> _Excerpted data_

---

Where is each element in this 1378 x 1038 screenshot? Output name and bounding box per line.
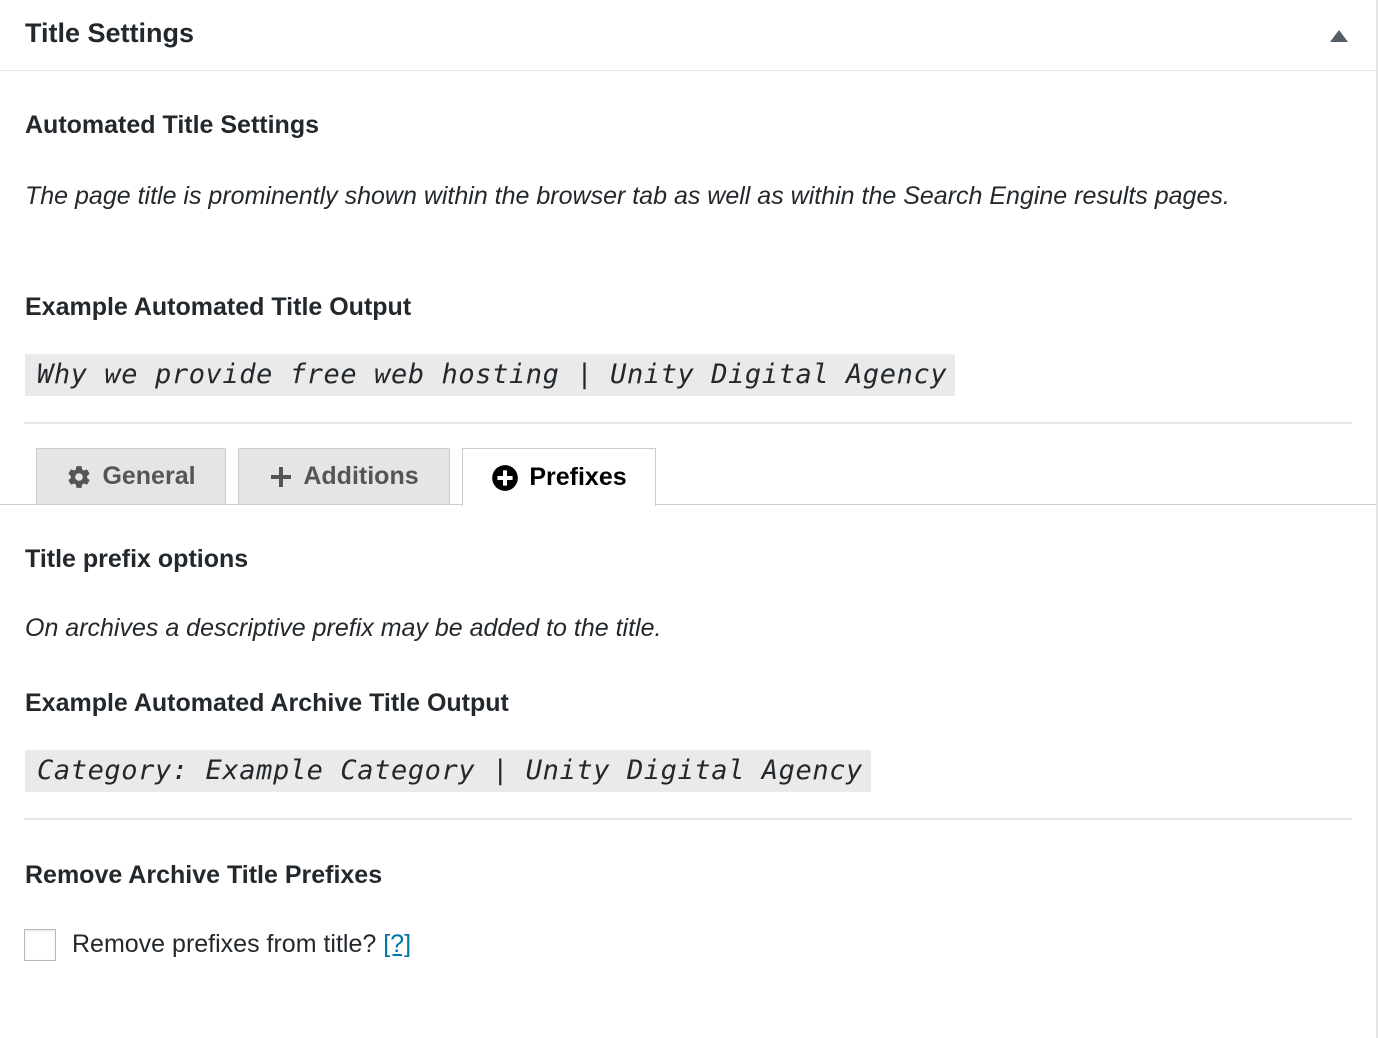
tab-general-label: General [102, 462, 196, 490]
tab-additions[interactable]: Additions [238, 448, 450, 504]
help-link[interactable]: [?] [383, 930, 411, 958]
example-title-heading: Example Automated Title Output [25, 293, 412, 321]
triangle-up-icon[interactable] [1330, 30, 1348, 42]
panel-header[interactable]: Title Settings [0, 0, 1376, 71]
prefix-options-description: On archives a descriptive prefix may be … [25, 614, 662, 642]
tab-additions-label: Additions [303, 462, 419, 490]
gear-icon [66, 464, 92, 490]
remove-prefixes-label-text[interactable]: Remove prefixes from title? [72, 930, 376, 958]
panel-title: Title Settings [25, 18, 195, 48]
automated-title-description: The page title is prominently shown with… [25, 182, 1230, 210]
automated-title-heading: Automated Title Settings [25, 111, 320, 139]
remove-prefixes-heading: Remove Archive Title Prefixes [25, 861, 383, 889]
divider [24, 818, 1352, 820]
prefix-options-heading: Title prefix options [25, 545, 249, 573]
tabs-baseline [0, 504, 1376, 505]
example-archive-title-output: Category: Example Category | Unity Digit… [25, 750, 871, 792]
plus-circle-icon [491, 464, 519, 492]
example-title-output: Why we provide free web hosting | Unity … [25, 354, 956, 396]
plus-icon [269, 465, 293, 489]
tab-prefixes-label: Prefixes [529, 463, 627, 491]
remove-prefixes-label[interactable]: Remove prefixes from title? [?] [72, 930, 411, 959]
divider [24, 422, 1352, 424]
title-settings-panel: Title Settings Automated Title Settings … [0, 0, 1378, 1038]
tab-general[interactable]: General [36, 448, 226, 504]
example-archive-title-heading: Example Automated Archive Title Output [25, 689, 509, 717]
remove-prefixes-checkbox[interactable] [24, 929, 56, 961]
tab-prefixes[interactable]: Prefixes [462, 448, 656, 506]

---

> _Task directions_
Reproduce the listing lines verbatim, covering the stretch from the line containing "tab-general-label: General [102, 462, 196, 490]" through the line containing "panel-title: Title Settings [25, 18, 195, 48]", both included.

> _Written solution_
tab-general-label: General [102, 462, 196, 490]
tab-additions[interactable]: Additions [238, 448, 450, 504]
help-link[interactable]: [?] [383, 930, 411, 958]
example-title-heading: Example Automated Title Output [25, 293, 412, 321]
triangle-up-icon[interactable] [1330, 30, 1348, 42]
panel-header[interactable]: Title Settings [0, 0, 1376, 71]
prefix-options-description: On archives a descriptive prefix may be … [25, 614, 662, 642]
tab-additions-label: Additions [303, 462, 419, 490]
gear-icon [66, 464, 92, 490]
remove-prefixes-label-text[interactable]: Remove prefixes from title? [72, 930, 376, 958]
panel-title: Title Settings [25, 18, 195, 48]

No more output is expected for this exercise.